### The problem:
Find each line that has the string "Dimensions" and give the total, with nothing else.

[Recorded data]
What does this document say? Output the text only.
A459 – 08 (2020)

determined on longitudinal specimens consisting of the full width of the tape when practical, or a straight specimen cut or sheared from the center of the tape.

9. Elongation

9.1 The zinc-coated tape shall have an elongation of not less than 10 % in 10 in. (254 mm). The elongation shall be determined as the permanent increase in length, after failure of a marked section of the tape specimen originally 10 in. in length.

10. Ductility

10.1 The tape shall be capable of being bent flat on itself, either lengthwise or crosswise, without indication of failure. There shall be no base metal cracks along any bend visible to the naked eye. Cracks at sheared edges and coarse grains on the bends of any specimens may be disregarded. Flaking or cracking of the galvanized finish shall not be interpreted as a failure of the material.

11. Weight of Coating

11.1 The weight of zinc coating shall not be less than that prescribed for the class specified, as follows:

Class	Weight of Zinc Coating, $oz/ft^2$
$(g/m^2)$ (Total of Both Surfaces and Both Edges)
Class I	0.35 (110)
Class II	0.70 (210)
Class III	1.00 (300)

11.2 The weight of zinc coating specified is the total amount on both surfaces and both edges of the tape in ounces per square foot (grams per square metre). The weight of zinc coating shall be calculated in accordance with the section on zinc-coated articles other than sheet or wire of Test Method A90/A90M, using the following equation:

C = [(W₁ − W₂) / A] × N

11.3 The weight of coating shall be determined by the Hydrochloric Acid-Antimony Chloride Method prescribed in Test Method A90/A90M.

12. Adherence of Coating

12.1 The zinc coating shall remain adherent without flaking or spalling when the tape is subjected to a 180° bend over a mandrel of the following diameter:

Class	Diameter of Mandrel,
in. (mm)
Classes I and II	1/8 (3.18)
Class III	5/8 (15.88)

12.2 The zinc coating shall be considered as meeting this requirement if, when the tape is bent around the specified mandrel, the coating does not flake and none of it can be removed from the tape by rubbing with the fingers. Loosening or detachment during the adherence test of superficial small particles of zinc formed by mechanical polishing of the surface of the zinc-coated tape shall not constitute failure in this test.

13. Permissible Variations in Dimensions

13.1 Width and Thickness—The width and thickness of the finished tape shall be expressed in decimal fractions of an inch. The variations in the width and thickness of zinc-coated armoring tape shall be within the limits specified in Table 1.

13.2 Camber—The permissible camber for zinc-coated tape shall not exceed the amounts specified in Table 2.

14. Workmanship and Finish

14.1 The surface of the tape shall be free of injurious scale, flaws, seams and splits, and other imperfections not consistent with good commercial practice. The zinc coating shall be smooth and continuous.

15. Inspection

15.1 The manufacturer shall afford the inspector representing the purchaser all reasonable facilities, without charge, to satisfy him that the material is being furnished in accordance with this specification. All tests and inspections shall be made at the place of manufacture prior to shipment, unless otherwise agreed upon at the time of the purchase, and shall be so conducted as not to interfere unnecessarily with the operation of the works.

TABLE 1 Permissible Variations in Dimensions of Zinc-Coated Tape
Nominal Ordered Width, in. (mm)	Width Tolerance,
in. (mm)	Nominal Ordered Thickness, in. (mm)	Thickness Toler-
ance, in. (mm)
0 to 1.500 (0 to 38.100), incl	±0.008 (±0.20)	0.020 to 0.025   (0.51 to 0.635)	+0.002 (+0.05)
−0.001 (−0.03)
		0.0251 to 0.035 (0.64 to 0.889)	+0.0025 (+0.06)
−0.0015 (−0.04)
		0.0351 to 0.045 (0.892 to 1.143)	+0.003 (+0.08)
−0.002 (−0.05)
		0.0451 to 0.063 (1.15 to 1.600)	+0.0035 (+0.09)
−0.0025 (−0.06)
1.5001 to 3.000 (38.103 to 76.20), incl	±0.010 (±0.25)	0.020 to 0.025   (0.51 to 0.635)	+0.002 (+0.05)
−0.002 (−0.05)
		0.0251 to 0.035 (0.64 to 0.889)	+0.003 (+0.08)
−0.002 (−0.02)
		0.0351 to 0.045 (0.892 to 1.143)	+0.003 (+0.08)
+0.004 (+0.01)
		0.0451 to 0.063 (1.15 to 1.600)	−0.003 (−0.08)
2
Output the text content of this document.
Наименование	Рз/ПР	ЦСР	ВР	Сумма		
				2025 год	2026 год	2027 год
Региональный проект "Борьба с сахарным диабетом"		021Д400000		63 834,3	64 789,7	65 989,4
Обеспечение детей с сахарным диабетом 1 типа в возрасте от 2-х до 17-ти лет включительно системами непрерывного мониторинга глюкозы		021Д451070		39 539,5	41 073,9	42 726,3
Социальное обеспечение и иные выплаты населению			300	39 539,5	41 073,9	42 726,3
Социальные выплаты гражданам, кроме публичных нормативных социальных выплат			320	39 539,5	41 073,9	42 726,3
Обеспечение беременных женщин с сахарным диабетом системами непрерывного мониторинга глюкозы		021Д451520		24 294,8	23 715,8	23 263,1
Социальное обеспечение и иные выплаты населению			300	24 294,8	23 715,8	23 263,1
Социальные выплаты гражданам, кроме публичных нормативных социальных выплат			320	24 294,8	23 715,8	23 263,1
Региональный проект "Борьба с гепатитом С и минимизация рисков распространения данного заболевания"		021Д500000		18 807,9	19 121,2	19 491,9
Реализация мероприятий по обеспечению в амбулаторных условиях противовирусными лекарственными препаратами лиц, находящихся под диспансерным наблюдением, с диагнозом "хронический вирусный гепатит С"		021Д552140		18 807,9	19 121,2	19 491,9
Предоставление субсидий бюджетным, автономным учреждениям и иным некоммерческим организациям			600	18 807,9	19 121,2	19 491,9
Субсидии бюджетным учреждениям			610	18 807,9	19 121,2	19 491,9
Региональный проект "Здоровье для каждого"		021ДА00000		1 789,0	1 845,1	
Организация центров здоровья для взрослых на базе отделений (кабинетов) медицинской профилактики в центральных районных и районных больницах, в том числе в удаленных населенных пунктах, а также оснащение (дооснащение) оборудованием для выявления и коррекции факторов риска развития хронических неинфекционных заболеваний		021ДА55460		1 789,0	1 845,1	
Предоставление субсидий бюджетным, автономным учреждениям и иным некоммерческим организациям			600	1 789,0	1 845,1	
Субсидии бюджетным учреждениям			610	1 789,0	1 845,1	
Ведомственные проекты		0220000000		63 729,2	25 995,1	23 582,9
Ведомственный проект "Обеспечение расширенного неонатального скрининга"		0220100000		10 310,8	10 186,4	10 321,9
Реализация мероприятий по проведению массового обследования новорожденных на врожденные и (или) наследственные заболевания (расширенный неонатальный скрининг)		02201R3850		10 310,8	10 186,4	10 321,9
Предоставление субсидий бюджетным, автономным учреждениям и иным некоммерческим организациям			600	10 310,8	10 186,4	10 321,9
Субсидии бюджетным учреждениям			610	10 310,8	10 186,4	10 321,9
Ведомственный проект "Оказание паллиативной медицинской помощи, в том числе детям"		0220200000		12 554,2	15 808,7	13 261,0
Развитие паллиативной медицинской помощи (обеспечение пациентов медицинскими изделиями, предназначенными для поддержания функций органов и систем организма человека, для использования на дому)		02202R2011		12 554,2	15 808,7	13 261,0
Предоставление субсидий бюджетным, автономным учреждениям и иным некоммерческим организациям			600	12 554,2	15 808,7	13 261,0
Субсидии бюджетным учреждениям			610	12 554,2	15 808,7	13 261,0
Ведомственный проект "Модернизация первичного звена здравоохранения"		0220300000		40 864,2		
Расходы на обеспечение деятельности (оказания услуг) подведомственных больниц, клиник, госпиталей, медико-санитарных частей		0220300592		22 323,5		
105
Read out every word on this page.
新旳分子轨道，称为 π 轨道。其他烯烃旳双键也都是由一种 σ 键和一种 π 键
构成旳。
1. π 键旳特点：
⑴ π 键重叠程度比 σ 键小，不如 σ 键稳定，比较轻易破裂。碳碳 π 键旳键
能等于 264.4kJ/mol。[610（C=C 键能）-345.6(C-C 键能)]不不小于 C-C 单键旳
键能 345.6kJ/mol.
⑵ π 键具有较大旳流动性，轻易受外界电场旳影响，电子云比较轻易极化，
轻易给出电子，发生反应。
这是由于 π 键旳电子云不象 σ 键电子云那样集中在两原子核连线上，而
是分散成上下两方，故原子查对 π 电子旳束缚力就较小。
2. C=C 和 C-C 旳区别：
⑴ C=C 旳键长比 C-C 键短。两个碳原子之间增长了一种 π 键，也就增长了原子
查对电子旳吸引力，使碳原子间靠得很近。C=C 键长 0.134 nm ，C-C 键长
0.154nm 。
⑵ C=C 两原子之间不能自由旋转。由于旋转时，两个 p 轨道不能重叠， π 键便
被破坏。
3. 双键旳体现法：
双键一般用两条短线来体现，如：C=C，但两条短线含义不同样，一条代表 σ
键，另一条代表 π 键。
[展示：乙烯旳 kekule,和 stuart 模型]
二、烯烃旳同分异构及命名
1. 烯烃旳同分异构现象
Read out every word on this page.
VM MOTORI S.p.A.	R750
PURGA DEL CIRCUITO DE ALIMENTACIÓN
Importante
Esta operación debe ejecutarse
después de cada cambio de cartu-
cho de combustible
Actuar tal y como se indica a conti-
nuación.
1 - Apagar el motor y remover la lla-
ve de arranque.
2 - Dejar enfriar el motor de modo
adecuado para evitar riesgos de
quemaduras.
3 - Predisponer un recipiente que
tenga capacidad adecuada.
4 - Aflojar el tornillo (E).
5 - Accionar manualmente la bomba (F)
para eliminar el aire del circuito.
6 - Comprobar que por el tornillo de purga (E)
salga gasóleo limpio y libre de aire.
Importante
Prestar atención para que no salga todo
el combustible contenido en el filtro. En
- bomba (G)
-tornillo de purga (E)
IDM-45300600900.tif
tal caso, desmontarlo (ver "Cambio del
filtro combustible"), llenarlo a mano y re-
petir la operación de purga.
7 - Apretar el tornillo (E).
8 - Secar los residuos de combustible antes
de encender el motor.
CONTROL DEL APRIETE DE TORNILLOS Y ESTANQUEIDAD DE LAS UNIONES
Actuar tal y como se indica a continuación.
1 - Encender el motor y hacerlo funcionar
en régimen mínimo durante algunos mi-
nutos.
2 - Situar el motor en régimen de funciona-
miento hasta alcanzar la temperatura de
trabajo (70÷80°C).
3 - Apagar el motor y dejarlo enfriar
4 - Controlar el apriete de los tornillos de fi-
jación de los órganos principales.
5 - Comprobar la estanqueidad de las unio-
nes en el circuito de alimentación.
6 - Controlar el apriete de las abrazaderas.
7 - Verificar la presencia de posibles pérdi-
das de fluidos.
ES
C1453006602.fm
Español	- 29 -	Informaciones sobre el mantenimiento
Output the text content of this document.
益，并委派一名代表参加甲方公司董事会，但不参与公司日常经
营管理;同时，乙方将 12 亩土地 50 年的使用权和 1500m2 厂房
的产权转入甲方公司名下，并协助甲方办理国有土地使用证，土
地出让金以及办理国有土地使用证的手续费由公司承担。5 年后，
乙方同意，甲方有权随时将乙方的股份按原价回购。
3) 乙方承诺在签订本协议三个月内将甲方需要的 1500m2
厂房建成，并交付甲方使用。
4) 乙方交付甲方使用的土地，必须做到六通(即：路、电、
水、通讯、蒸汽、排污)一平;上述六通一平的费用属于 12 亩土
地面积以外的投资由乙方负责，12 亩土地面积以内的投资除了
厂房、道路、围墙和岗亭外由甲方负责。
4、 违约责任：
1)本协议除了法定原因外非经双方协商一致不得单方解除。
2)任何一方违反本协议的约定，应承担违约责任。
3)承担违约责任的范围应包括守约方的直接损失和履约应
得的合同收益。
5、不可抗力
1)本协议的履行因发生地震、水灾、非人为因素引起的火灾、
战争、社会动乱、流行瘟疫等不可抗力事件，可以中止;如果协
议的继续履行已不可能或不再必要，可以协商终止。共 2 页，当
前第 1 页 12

### Answer in full:
2